Challenge -
Answer with the number of lines in the listing below that contain the word "color", and nothing else.

Task material -

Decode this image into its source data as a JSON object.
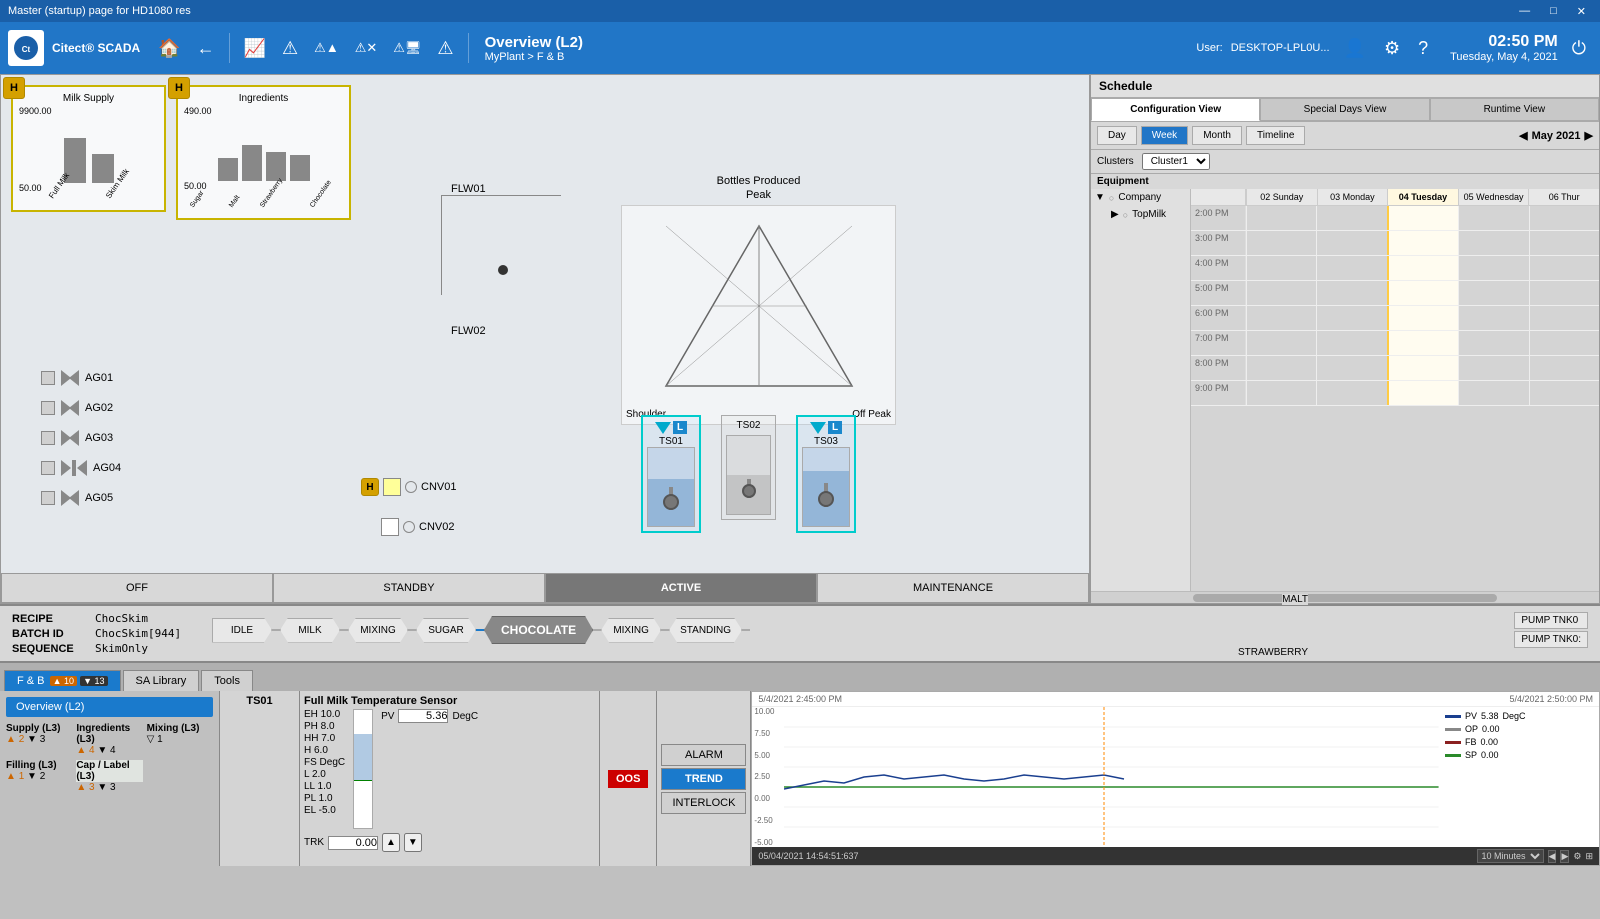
{
  "titlebar": {
    "title": "Master (startup) page for HD1080 res",
    "min": "—",
    "max": "□",
    "close": "✕"
  },
  "toolbar": {
    "app_name": "Citect® SCADA",
    "nav_title": "Overview (L2)",
    "nav_sub": "MyPlant > F & B",
    "user_label": "User:",
    "user": "DESKTOP-LPL0U...",
    "time": "02:50 PM",
    "date": "Tuesday, May 4, 2021"
  },
  "plant_view": {
    "milk_supply": {
      "title": "Milk Supply",
      "alarm": "H",
      "high_val": "9900.00",
      "low_val": "50.00",
      "bars": [
        70,
        45
      ],
      "bar_labels": [
        "Full Milk",
        "Skim Milk"
      ]
    },
    "ingredients": {
      "title": "Ingredients",
      "alarm": "H",
      "high_val": "490.00",
      "low_val": "50.00",
      "bars": [
        35,
        55,
        45,
        40
      ],
      "bar_labels": [
        "Sugar",
        "Malt",
        "Strawberry",
        "Chocolate"
      ]
    },
    "valves": [
      "AG01",
      "AG02",
      "AG03",
      "AG04",
      "AG05"
    ],
    "conveyors": [
      "CNV01",
      "CNV02"
    ],
    "flow_labels": [
      "FLW01",
      "FLW02"
    ],
    "bottles_title": "Bottles Produced",
    "peak_label": "Peak",
    "shoulder_label": "Shoulder",
    "off_peak_label": "Off Peak",
    "tanks": [
      "TS01",
      "TS02",
      "TS03"
    ]
  },
  "status_tabs": {
    "tabs": [
      "OFF",
      "STANDBY",
      "ACTIVE",
      "MAINTENANCE"
    ],
    "active": "ACTIVE"
  },
  "recipe": {
    "recipe_label": "RECIPE",
    "recipe_val": "ChocSkim",
    "batch_label": "BATCH ID",
    "batch_val": "ChocSkim[944]",
    "sequence_label": "SEQUENCE",
    "sequence_val": "SkimOnly",
    "steps": [
      "IDLE",
      "MILK",
      "MIXING",
      "SUGAR",
      "CHOCOLATE",
      "MIXING",
      "STANDING"
    ],
    "active_step": "CHOCOLATE",
    "malt_label": "MALT",
    "strawberry_label": "STRAWBERRY",
    "pump_labels": [
      "PUMP TNK0",
      "PUMP TNK0:"
    ]
  },
  "schedule": {
    "header": "Schedule",
    "tabs": [
      "Configuration View",
      "Special Days View",
      "Runtime View"
    ],
    "active_tab": "Configuration View",
    "time_nav": [
      "Day",
      "Week",
      "Month",
      "Timeline"
    ],
    "active_time": "Week",
    "month": "May 2021",
    "cluster_label": "Clusters",
    "cluster_val": "Cluster1",
    "equipment_label": "Equipment",
    "tree": {
      "company": "Company",
      "child": "TopMilk"
    },
    "days": [
      "02 Sunday",
      "03 Monday",
      "04 Tuesday",
      "05 Wednesday",
      "06 Thur"
    ],
    "times": [
      "2:00 PM",
      "3:00 PM",
      "4:00 PM",
      "5:00 PM",
      "6:00 PM",
      "7:00 PM",
      "8:00 PM",
      "9:00 PM"
    ]
  },
  "bottom_tabs": {
    "tabs": [
      "F & B",
      "SA Library",
      "Tools"
    ],
    "active": "F & B",
    "badge_up": "10",
    "badge_down": "13"
  },
  "nav": {
    "active_item": "Overview (L2)",
    "sub_items": [
      {
        "label": "Supply (L3)",
        "up": "2",
        "down": "3"
      },
      {
        "label": "Ingredients (L3)",
        "up": "4",
        "down": "4"
      },
      {
        "label": "Mixing (L3)",
        "up": "",
        "down": "1"
      },
      {
        "label": "Filling (L3)",
        "up": "1",
        "down": "2"
      },
      {
        "label": "Cap / Label (L3)",
        "up": "3",
        "down": "3"
      }
    ]
  },
  "sensor": {
    "id": "TS01",
    "name": "Full Milk Temperature Sensor",
    "oos": "OOS",
    "pv_val": "5.36",
    "pv_unit": "DegC",
    "trk_label": "TRK",
    "trk_val": "0.00",
    "levels": {
      "EH": "10.0",
      "PH": "8.0",
      "HH": "7.0",
      "H": "6.0",
      "FS_label": "FS",
      "FS_unit": "DegC",
      "L": "2.0",
      "LL": "1.0",
      "PL": "1.0",
      "EL": "-5.0"
    },
    "trend_time": "10 Minutes"
  },
  "alarm_buttons": [
    "ALARM",
    "TREND",
    "INTERLOCK"
  ],
  "active_alarm_btn": "TREND",
  "trend": {
    "legend": [
      {
        "name": "PV",
        "color": "#1a3f8f",
        "val": "5.38",
        "unit": "DegC"
      },
      {
        "name": "OP",
        "color": "#888",
        "val": "0.00"
      },
      {
        "name": "FB",
        "color": "#8b2020",
        "val": "0.00"
      },
      {
        "name": "SP",
        "color": "#2a8a2a",
        "val": "0.00"
      }
    ],
    "time_left": "5/4/2021 2:45:00 PM",
    "time_right": "5/4/2021 2:50:00 PM",
    "y_min": "-5.00",
    "y_max": "10.00",
    "status_time": "05/04/2021 14:54:51:637"
  }
}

Written response -
4